• Problem to solve
Reproduce every line in the listing that contains the word "Modified".

• Entries provided

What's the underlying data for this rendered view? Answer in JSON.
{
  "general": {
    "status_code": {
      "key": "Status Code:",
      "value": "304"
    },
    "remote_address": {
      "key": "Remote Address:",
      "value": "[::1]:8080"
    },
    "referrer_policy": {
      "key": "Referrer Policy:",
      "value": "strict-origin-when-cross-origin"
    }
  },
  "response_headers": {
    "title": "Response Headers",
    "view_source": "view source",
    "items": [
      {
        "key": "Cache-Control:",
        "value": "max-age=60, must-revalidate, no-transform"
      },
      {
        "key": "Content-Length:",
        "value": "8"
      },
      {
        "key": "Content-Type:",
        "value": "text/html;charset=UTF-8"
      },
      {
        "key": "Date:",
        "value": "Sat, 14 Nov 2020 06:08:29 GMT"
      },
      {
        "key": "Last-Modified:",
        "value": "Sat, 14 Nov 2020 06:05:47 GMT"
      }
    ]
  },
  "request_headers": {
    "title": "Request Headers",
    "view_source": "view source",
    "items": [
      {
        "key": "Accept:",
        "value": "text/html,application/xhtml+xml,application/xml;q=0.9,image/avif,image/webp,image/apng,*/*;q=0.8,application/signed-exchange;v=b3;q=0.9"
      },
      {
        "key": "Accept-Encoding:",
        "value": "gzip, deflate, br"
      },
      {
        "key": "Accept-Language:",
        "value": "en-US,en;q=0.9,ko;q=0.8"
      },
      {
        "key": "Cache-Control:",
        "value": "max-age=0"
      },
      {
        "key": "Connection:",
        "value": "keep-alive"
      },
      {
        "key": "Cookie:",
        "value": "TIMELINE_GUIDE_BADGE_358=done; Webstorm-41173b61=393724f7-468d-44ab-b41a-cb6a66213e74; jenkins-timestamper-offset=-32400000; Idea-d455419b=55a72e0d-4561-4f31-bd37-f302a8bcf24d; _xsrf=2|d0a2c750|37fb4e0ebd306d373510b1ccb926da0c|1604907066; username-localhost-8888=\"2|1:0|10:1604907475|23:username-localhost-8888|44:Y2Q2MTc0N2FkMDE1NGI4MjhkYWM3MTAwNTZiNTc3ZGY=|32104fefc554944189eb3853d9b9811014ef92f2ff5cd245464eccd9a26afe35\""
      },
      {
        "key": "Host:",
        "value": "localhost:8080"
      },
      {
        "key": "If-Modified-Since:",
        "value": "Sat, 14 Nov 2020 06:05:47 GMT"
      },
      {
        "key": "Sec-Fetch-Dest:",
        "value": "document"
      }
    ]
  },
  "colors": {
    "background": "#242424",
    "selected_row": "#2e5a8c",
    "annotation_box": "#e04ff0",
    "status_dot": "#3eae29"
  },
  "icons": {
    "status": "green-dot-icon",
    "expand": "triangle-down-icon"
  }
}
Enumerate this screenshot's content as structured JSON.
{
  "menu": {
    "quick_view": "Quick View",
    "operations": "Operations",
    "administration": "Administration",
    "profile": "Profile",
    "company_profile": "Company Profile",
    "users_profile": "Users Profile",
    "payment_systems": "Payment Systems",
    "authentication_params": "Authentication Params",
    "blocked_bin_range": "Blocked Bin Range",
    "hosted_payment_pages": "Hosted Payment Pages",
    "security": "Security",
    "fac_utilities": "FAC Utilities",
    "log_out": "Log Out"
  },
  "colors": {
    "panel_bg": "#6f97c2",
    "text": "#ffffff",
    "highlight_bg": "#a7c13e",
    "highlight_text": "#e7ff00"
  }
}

• Full solution
        "key": "Last-Modified:",
        "key": "If-Modified-Since:",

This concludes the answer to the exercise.